Gather each line in the entries that includes the string "JSON".

□ □ □ □

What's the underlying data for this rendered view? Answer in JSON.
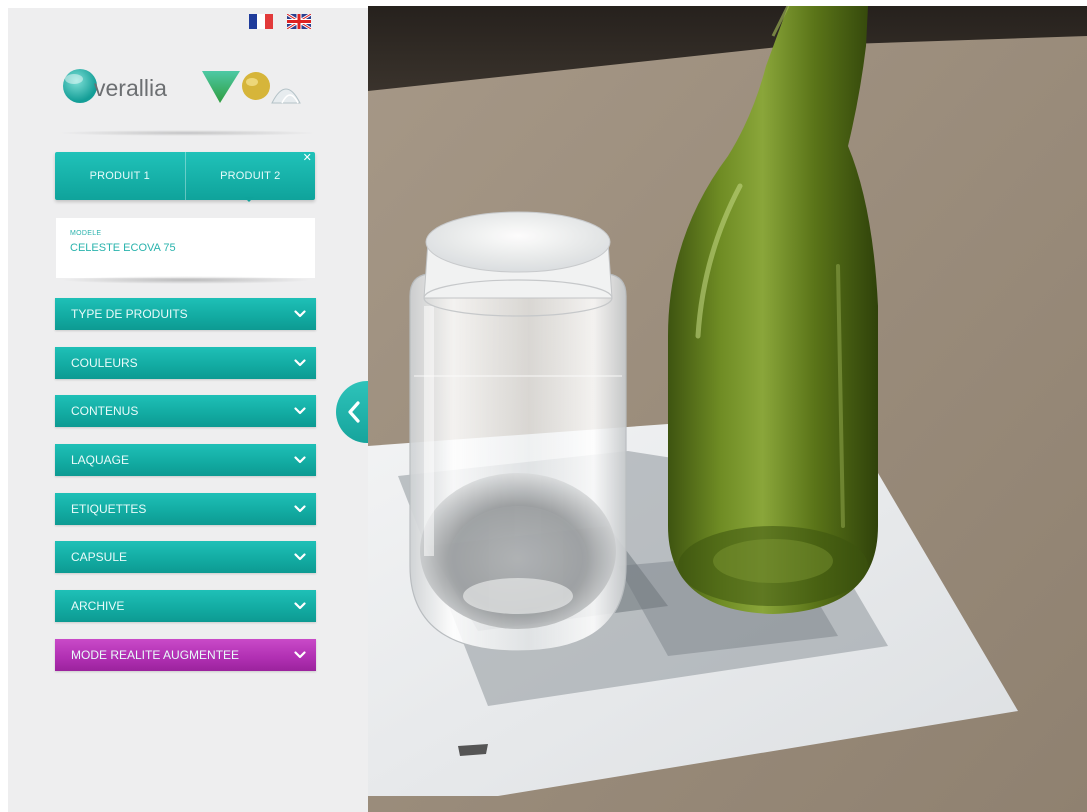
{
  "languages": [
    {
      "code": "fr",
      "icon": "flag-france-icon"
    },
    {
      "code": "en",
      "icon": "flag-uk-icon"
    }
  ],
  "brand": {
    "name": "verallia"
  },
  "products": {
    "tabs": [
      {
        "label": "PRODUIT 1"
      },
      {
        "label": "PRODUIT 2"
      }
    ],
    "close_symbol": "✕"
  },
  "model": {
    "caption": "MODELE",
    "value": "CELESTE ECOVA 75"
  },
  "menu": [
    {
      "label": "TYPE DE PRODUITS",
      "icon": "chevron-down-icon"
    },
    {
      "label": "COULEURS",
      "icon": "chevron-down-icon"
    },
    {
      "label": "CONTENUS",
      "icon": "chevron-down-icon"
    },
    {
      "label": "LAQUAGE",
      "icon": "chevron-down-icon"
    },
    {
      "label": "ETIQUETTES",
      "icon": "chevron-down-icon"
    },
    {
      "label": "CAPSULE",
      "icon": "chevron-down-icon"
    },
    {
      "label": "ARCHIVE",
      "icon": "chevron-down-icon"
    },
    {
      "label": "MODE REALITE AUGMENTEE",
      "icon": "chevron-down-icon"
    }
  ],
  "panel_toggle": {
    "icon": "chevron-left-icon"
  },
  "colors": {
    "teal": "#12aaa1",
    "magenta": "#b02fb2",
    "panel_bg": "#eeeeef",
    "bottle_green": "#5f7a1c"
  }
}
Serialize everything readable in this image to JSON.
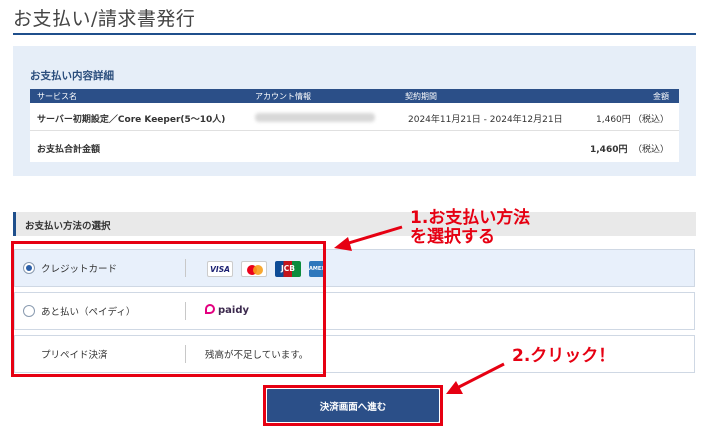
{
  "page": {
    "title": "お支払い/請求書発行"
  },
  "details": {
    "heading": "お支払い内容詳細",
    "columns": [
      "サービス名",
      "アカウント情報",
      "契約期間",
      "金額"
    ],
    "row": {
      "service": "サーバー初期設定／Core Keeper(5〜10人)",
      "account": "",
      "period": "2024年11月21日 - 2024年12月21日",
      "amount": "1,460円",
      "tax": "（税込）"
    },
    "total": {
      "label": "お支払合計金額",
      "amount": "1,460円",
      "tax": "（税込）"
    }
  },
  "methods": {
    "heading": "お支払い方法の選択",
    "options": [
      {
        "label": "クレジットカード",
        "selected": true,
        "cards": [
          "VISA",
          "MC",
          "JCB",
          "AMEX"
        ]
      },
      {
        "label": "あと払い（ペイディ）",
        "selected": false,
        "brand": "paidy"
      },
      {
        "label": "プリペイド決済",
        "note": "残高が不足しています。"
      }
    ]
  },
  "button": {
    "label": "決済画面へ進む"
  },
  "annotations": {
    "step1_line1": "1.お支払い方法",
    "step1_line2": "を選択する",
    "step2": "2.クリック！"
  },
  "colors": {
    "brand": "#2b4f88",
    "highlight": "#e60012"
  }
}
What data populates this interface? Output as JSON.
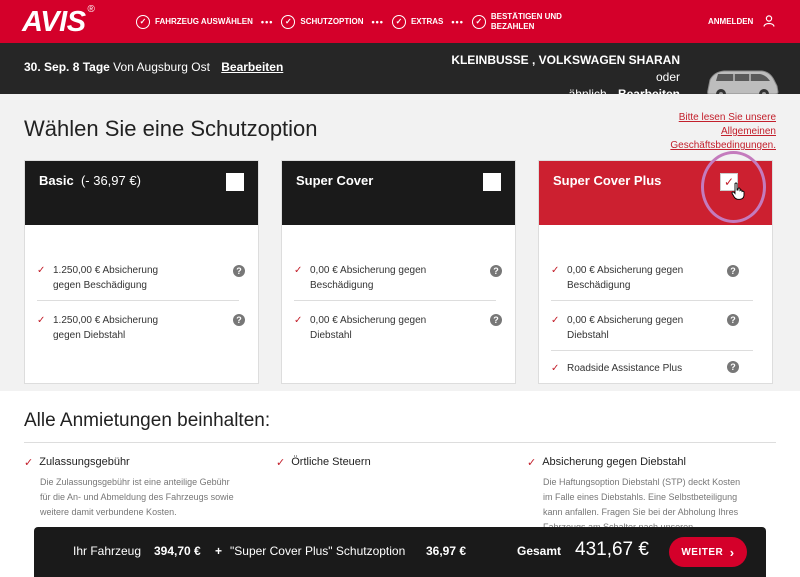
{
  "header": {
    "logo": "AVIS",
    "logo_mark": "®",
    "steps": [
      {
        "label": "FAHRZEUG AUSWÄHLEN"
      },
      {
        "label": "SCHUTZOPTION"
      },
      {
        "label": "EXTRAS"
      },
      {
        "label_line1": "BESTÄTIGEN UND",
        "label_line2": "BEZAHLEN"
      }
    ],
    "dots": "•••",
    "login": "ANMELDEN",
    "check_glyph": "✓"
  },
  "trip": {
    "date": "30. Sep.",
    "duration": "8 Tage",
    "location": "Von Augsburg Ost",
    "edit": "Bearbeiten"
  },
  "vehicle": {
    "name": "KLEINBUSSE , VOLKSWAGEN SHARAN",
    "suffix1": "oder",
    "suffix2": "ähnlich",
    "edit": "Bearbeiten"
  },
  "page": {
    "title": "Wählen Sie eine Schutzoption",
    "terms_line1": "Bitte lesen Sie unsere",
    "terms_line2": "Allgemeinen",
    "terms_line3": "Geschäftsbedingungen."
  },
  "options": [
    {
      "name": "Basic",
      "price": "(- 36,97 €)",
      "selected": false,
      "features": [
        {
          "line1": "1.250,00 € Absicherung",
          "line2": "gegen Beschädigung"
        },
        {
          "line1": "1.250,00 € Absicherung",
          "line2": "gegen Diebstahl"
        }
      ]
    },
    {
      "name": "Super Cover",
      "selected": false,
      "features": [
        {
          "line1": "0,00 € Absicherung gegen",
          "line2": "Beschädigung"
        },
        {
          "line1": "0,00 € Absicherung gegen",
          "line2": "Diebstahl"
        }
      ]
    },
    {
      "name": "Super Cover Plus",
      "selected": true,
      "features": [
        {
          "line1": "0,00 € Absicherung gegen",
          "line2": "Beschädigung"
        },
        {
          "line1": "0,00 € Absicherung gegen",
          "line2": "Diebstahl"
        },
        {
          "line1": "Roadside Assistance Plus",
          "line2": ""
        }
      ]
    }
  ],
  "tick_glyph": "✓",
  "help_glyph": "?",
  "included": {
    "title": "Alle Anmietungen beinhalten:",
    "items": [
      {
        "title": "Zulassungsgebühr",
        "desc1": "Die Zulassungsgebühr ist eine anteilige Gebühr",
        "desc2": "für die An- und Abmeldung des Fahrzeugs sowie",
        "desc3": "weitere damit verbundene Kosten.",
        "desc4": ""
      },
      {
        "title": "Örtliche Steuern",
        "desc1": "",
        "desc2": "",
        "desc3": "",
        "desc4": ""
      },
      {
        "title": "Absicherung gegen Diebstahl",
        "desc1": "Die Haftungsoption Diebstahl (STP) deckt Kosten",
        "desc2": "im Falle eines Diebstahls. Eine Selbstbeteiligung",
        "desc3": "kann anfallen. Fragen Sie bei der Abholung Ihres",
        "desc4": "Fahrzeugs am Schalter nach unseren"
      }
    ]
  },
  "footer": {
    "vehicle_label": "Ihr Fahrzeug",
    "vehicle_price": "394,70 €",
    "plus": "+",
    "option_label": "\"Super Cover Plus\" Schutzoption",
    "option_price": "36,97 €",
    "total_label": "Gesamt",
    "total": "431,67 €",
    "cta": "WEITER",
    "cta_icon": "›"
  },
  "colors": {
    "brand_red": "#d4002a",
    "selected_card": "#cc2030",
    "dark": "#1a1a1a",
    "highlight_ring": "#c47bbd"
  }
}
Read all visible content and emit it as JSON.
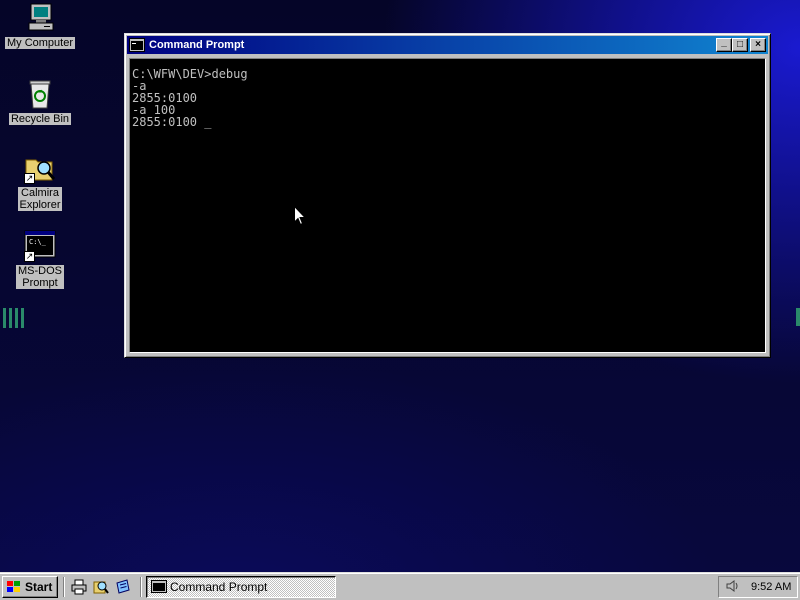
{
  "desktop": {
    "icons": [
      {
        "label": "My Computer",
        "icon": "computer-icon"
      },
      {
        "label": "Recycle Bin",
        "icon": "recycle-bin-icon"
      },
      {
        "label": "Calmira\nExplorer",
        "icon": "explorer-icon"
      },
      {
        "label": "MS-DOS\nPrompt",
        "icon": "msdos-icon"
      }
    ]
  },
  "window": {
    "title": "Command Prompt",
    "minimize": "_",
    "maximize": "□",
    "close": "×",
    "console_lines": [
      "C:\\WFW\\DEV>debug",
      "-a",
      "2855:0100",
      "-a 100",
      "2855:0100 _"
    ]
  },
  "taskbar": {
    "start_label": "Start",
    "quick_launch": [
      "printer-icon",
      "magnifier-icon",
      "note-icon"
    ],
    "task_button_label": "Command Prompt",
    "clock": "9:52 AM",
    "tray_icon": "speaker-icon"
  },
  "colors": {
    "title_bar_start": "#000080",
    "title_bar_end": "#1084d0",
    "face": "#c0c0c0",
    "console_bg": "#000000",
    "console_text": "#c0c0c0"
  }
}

□ □ □ □

- [Solution to this task]:
What's the underlying data for this rendered view? Answer in JSON.
Serialize everything readable in this image to JSON.
What data populates this interface? Output as JSON.
Read all visible content and emit it as JSON.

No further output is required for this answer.